Your task
Copy out all lines that hold "федерального".

Given information
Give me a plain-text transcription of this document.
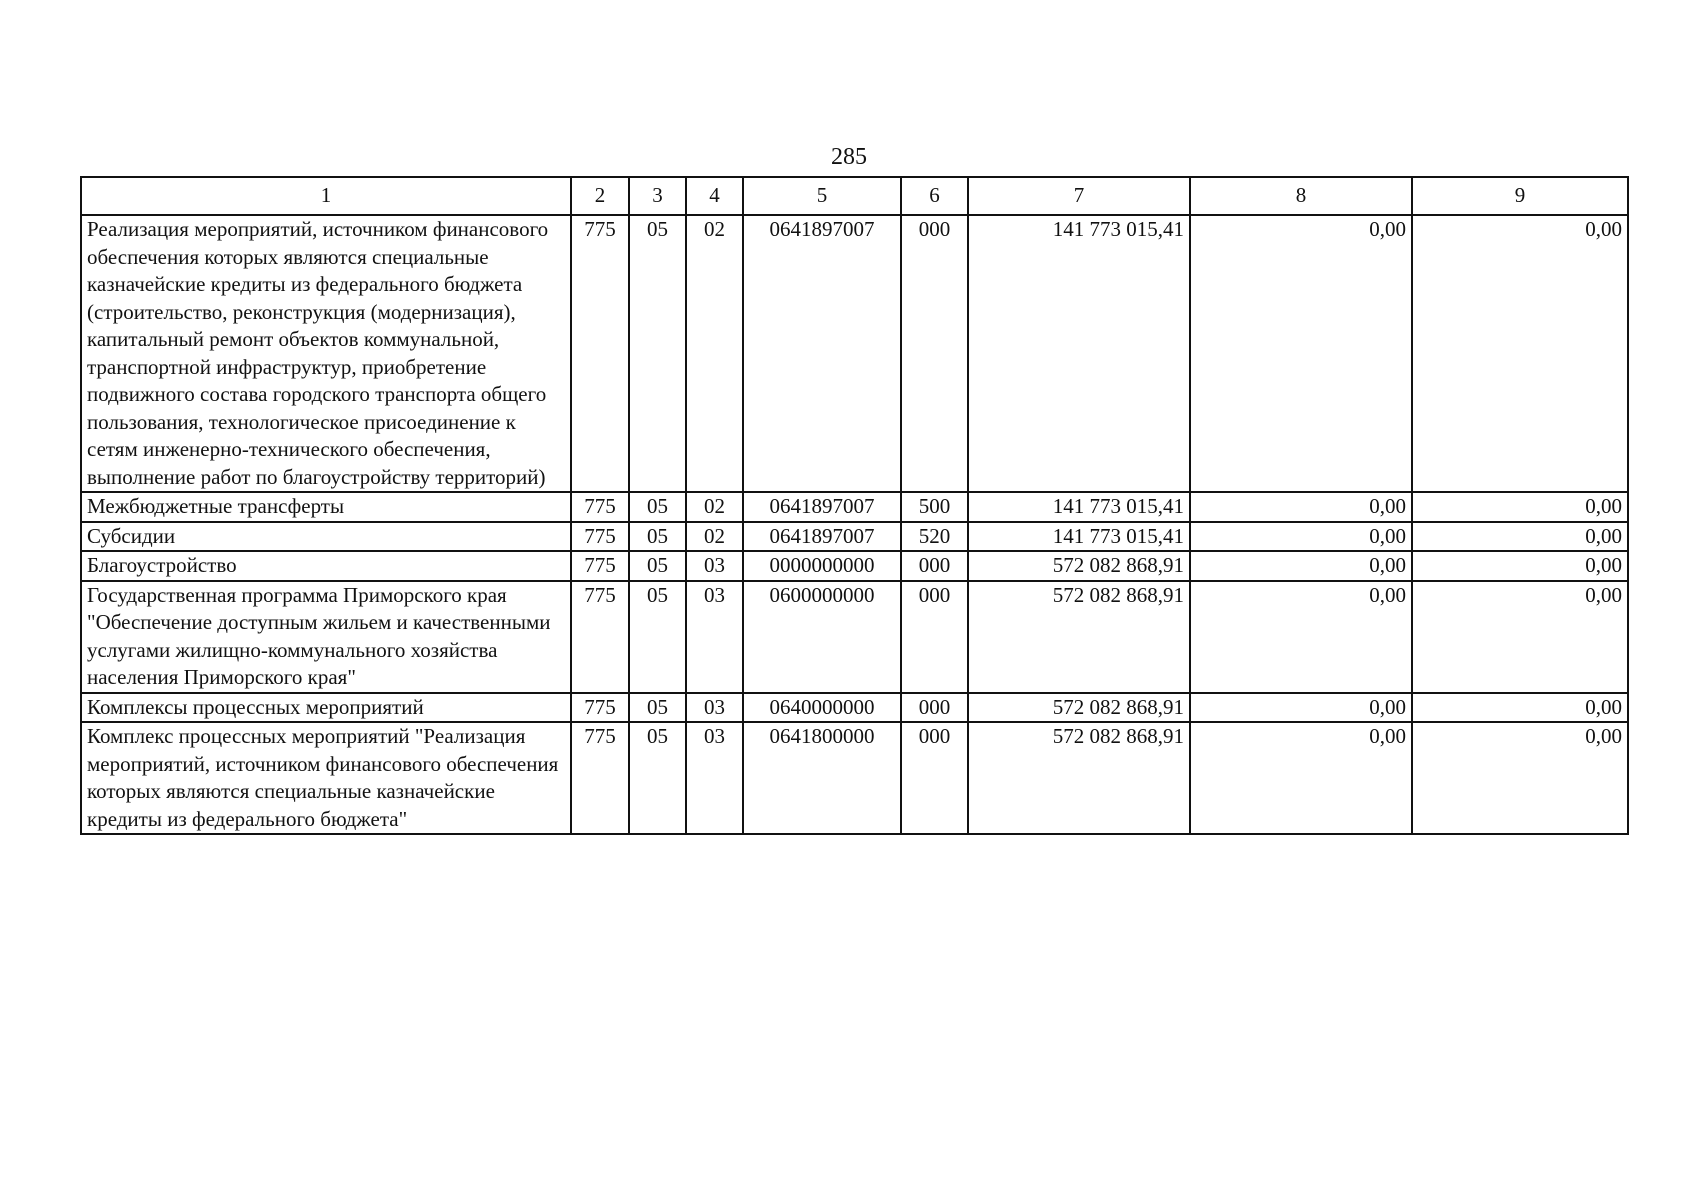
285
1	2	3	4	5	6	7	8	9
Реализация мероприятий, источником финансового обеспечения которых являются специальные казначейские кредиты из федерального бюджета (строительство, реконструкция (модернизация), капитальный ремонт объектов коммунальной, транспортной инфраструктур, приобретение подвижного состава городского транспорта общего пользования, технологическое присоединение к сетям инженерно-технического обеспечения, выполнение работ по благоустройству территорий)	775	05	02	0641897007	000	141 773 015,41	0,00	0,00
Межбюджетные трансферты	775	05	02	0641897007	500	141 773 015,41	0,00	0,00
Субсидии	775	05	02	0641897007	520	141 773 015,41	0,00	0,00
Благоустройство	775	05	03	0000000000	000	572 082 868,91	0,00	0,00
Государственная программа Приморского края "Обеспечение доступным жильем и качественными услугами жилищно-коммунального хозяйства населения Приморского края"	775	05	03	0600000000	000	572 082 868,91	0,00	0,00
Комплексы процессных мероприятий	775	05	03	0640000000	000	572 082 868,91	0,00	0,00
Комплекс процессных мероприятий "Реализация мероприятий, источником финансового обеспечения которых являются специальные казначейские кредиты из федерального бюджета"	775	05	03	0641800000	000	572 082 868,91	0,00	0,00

==

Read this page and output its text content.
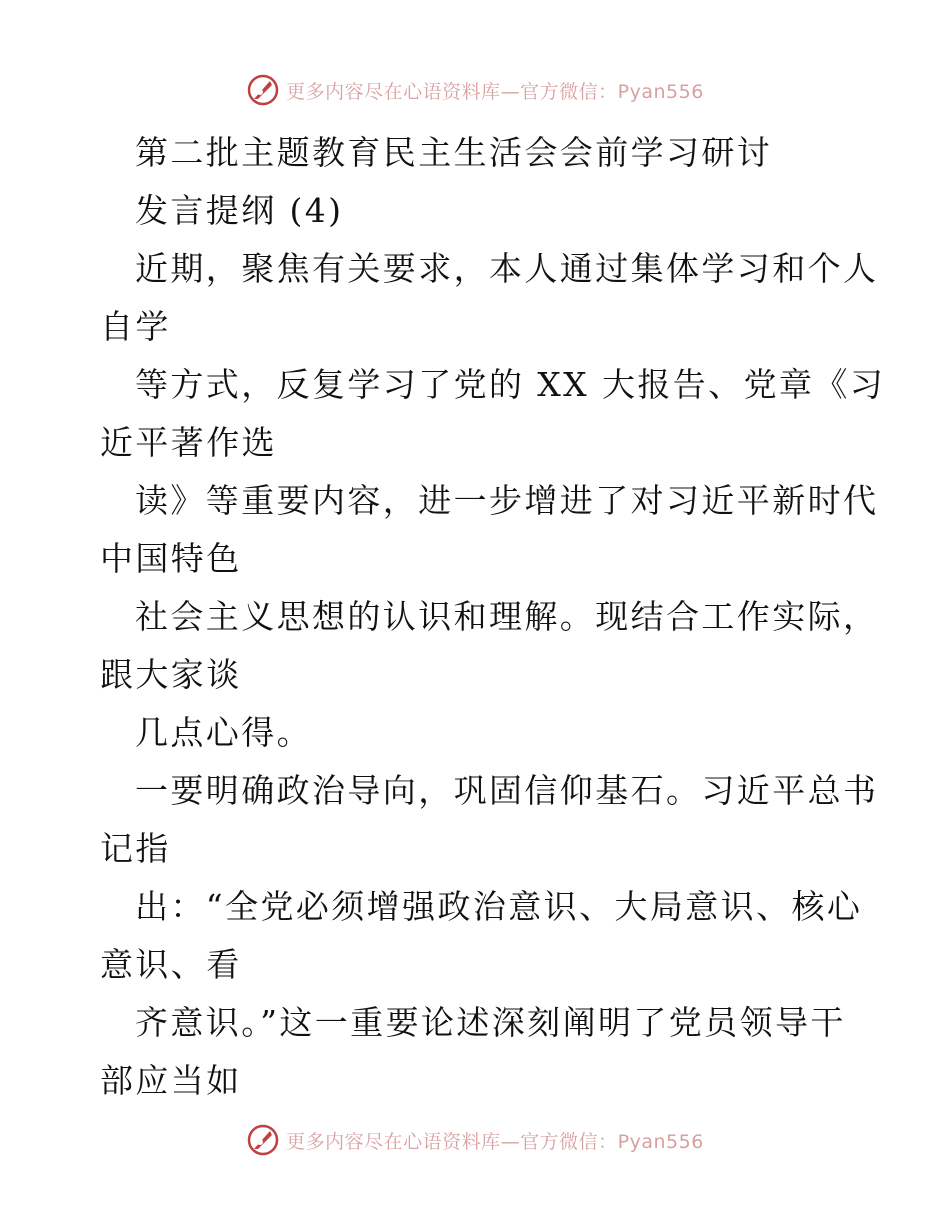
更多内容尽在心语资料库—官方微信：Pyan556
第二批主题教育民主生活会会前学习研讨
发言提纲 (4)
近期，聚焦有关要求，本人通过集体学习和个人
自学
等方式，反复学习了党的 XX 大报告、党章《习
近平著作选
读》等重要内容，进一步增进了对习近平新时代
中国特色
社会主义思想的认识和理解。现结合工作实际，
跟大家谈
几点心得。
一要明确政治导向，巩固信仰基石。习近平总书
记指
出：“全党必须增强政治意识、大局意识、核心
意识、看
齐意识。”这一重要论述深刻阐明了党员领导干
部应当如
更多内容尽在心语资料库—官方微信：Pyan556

Answer to this task
Реализация мероприятий, источником финансового обеспечения которых являются специальные казначейские кредиты из федерального бюджета (строительство, реконструкция (модернизация), капитальный ремонт объектов коммунальной, транспортной инфраструктур, приобретение подвижного состава городского транспорта общего пользования, технологическое присоединение к сетям инженерно-технического обеспечения, выполнение работ по благоустройству территорий)	775	05	02	0641897007	000	141 773 015,41	0,00	0,00
Комплекс процессных мероприятий "Реализация мероприятий, источником финансового обеспечения которых являются специальные казначейские кредиты из федерального бюджета"	775	05	03	0641800000	000	572 082 868,91	0,00	0,00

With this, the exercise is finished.